___ Stored records ___

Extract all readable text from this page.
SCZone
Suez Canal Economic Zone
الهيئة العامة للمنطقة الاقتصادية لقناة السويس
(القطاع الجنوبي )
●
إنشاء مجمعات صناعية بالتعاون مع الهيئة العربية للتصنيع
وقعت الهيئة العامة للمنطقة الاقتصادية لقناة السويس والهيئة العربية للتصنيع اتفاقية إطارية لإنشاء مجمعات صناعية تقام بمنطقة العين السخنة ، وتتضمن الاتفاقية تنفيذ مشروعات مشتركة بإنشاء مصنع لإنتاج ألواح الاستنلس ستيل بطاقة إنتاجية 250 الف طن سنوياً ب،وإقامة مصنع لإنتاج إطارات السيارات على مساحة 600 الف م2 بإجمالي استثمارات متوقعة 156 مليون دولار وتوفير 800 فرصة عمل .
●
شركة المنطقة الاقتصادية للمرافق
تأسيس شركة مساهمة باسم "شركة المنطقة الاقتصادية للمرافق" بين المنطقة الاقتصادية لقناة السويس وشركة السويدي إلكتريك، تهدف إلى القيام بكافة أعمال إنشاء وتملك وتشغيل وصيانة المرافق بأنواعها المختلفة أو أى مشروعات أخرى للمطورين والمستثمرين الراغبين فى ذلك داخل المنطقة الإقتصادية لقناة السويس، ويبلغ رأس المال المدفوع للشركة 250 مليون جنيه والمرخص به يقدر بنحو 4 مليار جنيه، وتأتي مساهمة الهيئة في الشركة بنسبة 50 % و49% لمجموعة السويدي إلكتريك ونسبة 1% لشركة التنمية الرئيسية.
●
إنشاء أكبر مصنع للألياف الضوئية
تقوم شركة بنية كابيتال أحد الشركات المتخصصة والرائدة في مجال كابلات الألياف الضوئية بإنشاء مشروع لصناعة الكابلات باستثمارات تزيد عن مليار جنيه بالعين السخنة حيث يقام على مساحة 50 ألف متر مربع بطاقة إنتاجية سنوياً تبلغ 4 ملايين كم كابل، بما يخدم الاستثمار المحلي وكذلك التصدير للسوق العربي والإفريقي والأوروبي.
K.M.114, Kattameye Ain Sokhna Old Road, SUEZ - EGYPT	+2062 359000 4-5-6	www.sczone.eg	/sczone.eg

___

Write out all the data again, exactly as it appears.

Extract all readable text from this page.
SCZone
Suez Canal Economic Zone
الهيئة العامة للمنطقة الاقتصادية لقناة السويس
(القطاع الجنوبي )
●
إنشاء مجمعات صناعية بالتعاون مع الهيئة العربية للتصنيع
وقعت الهيئة العامة للمنطقة الاقتصادية لقناة السويس والهيئة العربية للتصنيع اتفاقية إطارية لإنشاء مجمعات صناعية تقام بمنطقة العين السخنة ، وتتضمن الاتفاقية تنفيذ مشروعات مشتركة بإنشاء مصنع لإنتاج ألواح الاستنلس ستيل بطاقة إنتاجية 250 الف طن سنوياً ب،وإقامة مصنع لإنتاج إطارات السيارات على مساحة 600 الف م2 بإجمالي استثمارات متوقعة 156 مليون دولار وتوفير 800 فرصة عمل .
●
شركة المنطقة الاقتصادية للمرافق
تأسيس شركة مساهمة باسم "شركة المنطقة الاقتصادية للمرافق" بين المنطقة الاقتصادية لقناة السويس وشركة السويدي إلكتريك، تهدف إلى القيام بكافة أعمال إنشاء وتملك وتشغيل وصيانة المرافق بأنواعها المختلفة أو أى مشروعات أخرى للمطورين والمستثمرين الراغبين فى ذلك داخل المنطقة الإقتصادية لقناة السويس، ويبلغ رأس المال المدفوع للشركة 250 مليون جنيه والمرخص به يقدر بنحو 4 مليار جنيه، وتأتي مساهمة الهيئة في الشركة بنسبة 50 % و49% لمجموعة السويدي إلكتريك ونسبة 1% لشركة التنمية الرئيسية.
●
إنشاء أكبر مصنع للألياف الضوئية
تقوم شركة بنية كابيتال أحد الشركات المتخصصة والرائدة في مجال كابلات الألياف الضوئية بإنشاء مشروع لصناعة الكابلات باستثمارات تزيد عن مليار جنيه بالعين السخنة حيث يقام على مساحة 50 ألف متر مربع بطاقة إنتاجية سنوياً تبلغ 4 ملايين كم كابل، بما يخدم الاستثمار المحلي وكذلك التصدير للسوق العربي والإفريقي والأوروبي.
K.M.114, Kattameye Ain Sokhna Old Road, SUEZ - EGYPT	+2062 359000 4-5-6	www.sczone.eg	/sczone.eg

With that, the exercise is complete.